Records from a data source
(begin)
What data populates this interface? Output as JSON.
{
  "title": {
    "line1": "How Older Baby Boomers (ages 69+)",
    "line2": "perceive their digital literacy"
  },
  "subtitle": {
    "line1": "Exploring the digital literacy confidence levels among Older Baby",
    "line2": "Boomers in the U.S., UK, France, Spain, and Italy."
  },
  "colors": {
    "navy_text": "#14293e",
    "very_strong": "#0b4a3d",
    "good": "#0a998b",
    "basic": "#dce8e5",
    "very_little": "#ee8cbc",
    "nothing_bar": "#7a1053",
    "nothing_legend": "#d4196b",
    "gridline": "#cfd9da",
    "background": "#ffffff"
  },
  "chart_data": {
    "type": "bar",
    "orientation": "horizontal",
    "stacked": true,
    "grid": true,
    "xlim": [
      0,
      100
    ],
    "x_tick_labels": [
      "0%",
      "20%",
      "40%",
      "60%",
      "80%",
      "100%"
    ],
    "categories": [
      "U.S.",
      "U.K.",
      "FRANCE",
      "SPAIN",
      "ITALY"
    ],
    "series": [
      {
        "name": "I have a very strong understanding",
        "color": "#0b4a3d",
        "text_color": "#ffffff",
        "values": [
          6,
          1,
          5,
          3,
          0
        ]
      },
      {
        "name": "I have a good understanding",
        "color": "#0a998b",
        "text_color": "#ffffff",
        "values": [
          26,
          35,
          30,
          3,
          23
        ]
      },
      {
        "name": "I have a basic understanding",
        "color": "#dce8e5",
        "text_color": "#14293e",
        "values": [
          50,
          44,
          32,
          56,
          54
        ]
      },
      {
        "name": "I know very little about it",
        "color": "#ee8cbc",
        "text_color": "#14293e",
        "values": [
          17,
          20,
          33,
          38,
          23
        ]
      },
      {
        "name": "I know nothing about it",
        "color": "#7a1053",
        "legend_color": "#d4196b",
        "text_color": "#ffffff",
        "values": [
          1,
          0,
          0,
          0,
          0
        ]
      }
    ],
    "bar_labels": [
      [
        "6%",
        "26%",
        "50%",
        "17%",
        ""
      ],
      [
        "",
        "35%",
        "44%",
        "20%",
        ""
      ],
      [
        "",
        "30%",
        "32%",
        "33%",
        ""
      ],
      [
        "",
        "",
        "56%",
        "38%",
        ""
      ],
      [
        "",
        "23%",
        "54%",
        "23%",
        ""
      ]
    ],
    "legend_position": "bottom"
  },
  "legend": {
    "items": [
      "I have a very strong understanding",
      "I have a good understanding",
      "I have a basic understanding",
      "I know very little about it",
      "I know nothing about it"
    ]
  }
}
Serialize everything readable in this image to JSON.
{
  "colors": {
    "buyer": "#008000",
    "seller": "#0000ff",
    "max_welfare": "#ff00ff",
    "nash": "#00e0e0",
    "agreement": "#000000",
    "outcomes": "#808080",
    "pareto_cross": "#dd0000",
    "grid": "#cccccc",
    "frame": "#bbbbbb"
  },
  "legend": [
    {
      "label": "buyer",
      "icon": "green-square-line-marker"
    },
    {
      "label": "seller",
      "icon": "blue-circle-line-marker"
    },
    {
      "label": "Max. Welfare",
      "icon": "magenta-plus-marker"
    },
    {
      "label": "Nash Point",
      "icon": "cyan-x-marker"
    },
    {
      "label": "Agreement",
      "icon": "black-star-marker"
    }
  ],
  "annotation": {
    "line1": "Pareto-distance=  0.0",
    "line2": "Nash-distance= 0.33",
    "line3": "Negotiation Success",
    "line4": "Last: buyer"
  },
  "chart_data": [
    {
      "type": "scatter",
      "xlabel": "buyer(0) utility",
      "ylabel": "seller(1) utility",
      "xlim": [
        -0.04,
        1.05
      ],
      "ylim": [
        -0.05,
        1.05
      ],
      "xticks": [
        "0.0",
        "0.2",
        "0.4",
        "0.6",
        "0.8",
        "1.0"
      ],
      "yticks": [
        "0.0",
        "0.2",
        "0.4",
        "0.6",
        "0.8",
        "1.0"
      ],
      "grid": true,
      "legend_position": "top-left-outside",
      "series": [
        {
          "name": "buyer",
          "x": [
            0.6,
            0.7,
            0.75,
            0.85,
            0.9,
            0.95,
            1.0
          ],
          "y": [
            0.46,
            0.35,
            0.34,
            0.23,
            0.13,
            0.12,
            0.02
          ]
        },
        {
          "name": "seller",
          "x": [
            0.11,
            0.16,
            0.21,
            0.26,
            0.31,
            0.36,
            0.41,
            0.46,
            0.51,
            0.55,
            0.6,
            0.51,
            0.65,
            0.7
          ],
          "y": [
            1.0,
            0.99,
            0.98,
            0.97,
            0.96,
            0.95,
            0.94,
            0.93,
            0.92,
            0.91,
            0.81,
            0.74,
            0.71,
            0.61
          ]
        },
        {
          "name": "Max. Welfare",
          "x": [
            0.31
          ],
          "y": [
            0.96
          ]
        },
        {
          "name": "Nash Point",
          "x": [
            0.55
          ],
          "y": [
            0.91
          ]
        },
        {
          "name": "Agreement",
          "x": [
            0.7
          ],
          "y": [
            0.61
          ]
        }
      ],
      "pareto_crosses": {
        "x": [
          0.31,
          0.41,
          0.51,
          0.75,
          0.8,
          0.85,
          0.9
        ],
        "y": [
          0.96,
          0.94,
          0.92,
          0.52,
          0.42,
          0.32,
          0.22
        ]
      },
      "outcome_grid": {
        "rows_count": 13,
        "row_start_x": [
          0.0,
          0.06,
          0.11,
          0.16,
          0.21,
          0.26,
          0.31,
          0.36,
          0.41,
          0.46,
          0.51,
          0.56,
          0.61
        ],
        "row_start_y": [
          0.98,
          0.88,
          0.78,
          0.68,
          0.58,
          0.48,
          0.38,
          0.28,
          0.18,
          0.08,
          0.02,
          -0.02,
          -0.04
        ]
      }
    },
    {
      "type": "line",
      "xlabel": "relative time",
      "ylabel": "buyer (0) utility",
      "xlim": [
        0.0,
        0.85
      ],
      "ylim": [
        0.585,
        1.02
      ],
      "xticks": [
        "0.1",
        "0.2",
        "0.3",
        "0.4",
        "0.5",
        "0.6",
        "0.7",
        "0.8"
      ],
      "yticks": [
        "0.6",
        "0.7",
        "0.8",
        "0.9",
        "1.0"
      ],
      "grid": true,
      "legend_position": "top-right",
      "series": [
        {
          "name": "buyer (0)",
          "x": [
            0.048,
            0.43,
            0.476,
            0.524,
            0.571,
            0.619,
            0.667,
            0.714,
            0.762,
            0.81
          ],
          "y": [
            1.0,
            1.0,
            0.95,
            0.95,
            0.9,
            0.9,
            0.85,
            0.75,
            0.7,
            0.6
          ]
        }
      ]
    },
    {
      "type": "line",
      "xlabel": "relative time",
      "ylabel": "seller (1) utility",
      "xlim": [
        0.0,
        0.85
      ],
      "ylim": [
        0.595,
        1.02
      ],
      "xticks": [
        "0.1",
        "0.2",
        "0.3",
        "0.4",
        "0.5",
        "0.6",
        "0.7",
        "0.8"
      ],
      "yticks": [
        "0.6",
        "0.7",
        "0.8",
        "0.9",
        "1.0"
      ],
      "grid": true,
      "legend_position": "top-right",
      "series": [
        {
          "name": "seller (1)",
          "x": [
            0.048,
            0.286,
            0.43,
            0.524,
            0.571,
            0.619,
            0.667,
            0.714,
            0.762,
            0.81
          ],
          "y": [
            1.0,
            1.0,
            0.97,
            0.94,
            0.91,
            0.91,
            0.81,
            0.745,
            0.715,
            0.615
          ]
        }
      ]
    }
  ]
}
(end)
=== EXERCISE REQUIREMENTS ===
Reproduce the material above exactly; please quote every line of it.

=== EXERCISE RESPONSE ===
What data populates this interface? Output as JSON.
{
  "title": {
    "line1": "How Older Baby Boomers (ages 69+)",
    "line2": "perceive their digital literacy"
  },
  "subtitle": {
    "line1": "Exploring the digital literacy confidence levels among Older Baby",
    "line2": "Boomers in the U.S., UK, France, Spain, and Italy."
  },
  "colors": {
    "navy_text": "#14293e",
    "very_strong": "#0b4a3d",
    "good": "#0a998b",
    "basic": "#dce8e5",
    "very_little": "#ee8cbc",
    "nothing_bar": "#7a1053",
    "nothing_legend": "#d4196b",
    "gridline": "#cfd9da",
    "background": "#ffffff"
  },
  "chart_data": {
    "type": "bar",
    "orientation": "horizontal",
    "stacked": true,
    "grid": true,
    "xlim": [
      0,
      100
    ],
    "x_tick_labels": [
      "0%",
      "20%",
      "40%",
      "60%",
      "80%",
      "100%"
    ],
    "categories": [
      "U.S.",
      "U.K.",
      "FRANCE",
      "SPAIN",
      "ITALY"
    ],
    "series": [
      {
        "name": "I have a very strong understanding",
        "color": "#0b4a3d",
        "text_color": "#ffffff",
        "values": [
          6,
          1,
          5,
          3,
          0
        ]
      },
      {
        "name": "I have a good understanding",
        "color": "#0a998b",
        "text_color": "#ffffff",
        "values": [
          26,
          35,
          30,
          3,
          23
        ]
      },
      {
        "name": "I have a basic understanding",
        "color": "#dce8e5",
        "text_color": "#14293e",
        "values": [
          50,
          44,
          32,
          56,
          54
        ]
      },
      {
        "name": "I know very little about it",
        "color": "#ee8cbc",
        "text_color": "#14293e",
        "values": [
          17,
          20,
          33,
          38,
          23
        ]
      },
      {
        "name": "I know nothing about it",
        "color": "#7a1053",
        "legend_color": "#d4196b",
        "text_color": "#ffffff",
        "values": [
          1,
          0,
          0,
          0,
          0
        ]
      }
    ],
    "bar_labels": [
      [
        "6%",
        "26%",
        "50%",
        "17%",
        ""
      ],
      [
        "",
        "35%",
        "44%",
        "20%",
        ""
      ],
      [
        "",
        "30%",
        "32%",
        "33%",
        ""
      ],
      [
        "",
        "",
        "56%",
        "38%",
        ""
      ],
      [
        "",
        "23%",
        "54%",
        "23%",
        ""
      ]
    ],
    "legend_position": "bottom"
  },
  "legend": {
    "items": [
      "I have a very strong understanding",
      "I have a good understanding",
      "I have a basic understanding",
      "I know very little about it",
      "I know nothing about it"
    ]
  }
}
Serialize everything readable in this image to JSON.
{
  "colors": {
    "buyer": "#008000",
    "seller": "#0000ff",
    "max_welfare": "#ff00ff",
    "nash": "#00e0e0",
    "agreement": "#000000",
    "outcomes": "#808080",
    "pareto_cross": "#dd0000",
    "grid": "#cccccc",
    "frame": "#bbbbbb"
  },
  "legend": [
    {
      "label": "buyer",
      "icon": "green-square-line-marker"
    },
    {
      "label": "seller",
      "icon": "blue-circle-line-marker"
    },
    {
      "label": "Max. Welfare",
      "icon": "magenta-plus-marker"
    },
    {
      "label": "Nash Point",
      "icon": "cyan-x-marker"
    },
    {
      "label": "Agreement",
      "icon": "black-star-marker"
    }
  ],
  "annotation": {
    "line1": "Pareto-distance=  0.0",
    "line2": "Nash-distance= 0.33",
    "line3": "Negotiation Success",
    "line4": "Last: buyer"
  },
  "chart_data": [
    {
      "type": "scatter",
      "xlabel": "buyer(0) utility",
      "ylabel": "seller(1) utility",
      "xlim": [
        -0.04,
        1.05
      ],
      "ylim": [
        -0.05,
        1.05
      ],
      "xticks": [
        "0.0",
        "0.2",
        "0.4",
        "0.6",
        "0.8",
        "1.0"
      ],
      "yticks": [
        "0.0",
        "0.2",
        "0.4",
        "0.6",
        "0.8",
        "1.0"
      ],
      "grid": true,
      "legend_position": "top-left-outside",
      "series": [
        {
          "name": "buyer",
          "x": [
            0.6,
            0.7,
            0.75,
            0.85,
            0.9,
            0.95,
            1.0
          ],
          "y": [
            0.46,
            0.35,
            0.34,
            0.23,
            0.13,
            0.12,
            0.02
          ]
        },
        {
          "name": "seller",
          "x": [
            0.11,
            0.16,
            0.21,
            0.26,
            0.31,
            0.36,
            0.41,
            0.46,
            0.51,
            0.55,
            0.6,
            0.51,
            0.65,
            0.7
          ],
          "y": [
            1.0,
            0.99,
            0.98,
            0.97,
            0.96,
            0.95,
            0.94,
            0.93,
            0.92,
            0.91,
            0.81,
            0.74,
            0.71,
            0.61
          ]
        },
        {
          "name": "Max. Welfare",
          "x": [
            0.31
          ],
          "y": [
            0.96
          ]
        },
        {
          "name": "Nash Point",
          "x": [
            0.55
          ],
          "y": [
            0.91
          ]
        },
        {
          "name": "Agreement",
          "x": [
            0.7
          ],
          "y": [
            0.61
          ]
        }
      ],
      "pareto_crosses": {
        "x": [
          0.31,
          0.41,
          0.51,
          0.75,
          0.8,
          0.85,
          0.9
        ],
        "y": [
          0.96,
          0.94,
          0.92,
          0.52,
          0.42,
          0.32,
          0.22
        ]
      },
      "outcome_grid": {
        "rows_count": 13,
        "row_start_x": [
          0.0,
          0.06,
          0.11,
          0.16,
          0.21,
          0.26,
          0.31,
          0.36,
          0.41,
          0.46,
          0.51,
          0.56,
          0.61
        ],
        "row_start_y": [
          0.98,
          0.88,
          0.78,
          0.68,
          0.58,
          0.48,
          0.38,
          0.28,
          0.18,
          0.08,
          0.02,
          -0.02,
          -0.04
        ]
      }
    },
    {
      "type": "line",
      "xlabel": "relative time",
      "ylabel": "buyer (0) utility",
      "xlim": [
        0.0,
        0.85
      ],
      "ylim": [
        0.585,
        1.02
      ],
      "xticks": [
        "0.1",
        "0.2",
        "0.3",
        "0.4",
        "0.5",
        "0.6",
        "0.7",
        "0.8"
      ],
      "yticks": [
        "0.6",
        "0.7",
        "0.8",
        "0.9",
        "1.0"
      ],
      "grid": true,
      "legend_position": "top-right",
      "series": [
        {
          "name": "buyer (0)",
          "x": [
            0.048,
            0.43,
            0.476,
            0.524,
            0.571,
            0.619,
            0.667,
            0.714,
            0.762,
            0.81
          ],
          "y": [
            1.0,
            1.0,
            0.95,
            0.95,
            0.9,
            0.9,
            0.85,
            0.75,
            0.7,
            0.6
          ]
        }
      ]
    },
    {
      "type": "line",
      "xlabel": "relative time",
      "ylabel": "seller (1) utility",
      "xlim": [
        0.0,
        0.85
      ],
      "ylim": [
        0.595,
        1.02
      ],
      "xticks": [
        "0.1",
        "0.2",
        "0.3",
        "0.4",
        "0.5",
        "0.6",
        "0.7",
        "0.8"
      ],
      "yticks": [
        "0.6",
        "0.7",
        "0.8",
        "0.9",
        "1.0"
      ],
      "grid": true,
      "legend_position": "top-right",
      "series": [
        {
          "name": "seller (1)",
          "x": [
            0.048,
            0.286,
            0.43,
            0.524,
            0.571,
            0.619,
            0.667,
            0.714,
            0.762,
            0.81
          ],
          "y": [
            1.0,
            1.0,
            0.97,
            0.94,
            0.91,
            0.91,
            0.81,
            0.745,
            0.715,
            0.615
          ]
        }
      ]
    }
  ]
}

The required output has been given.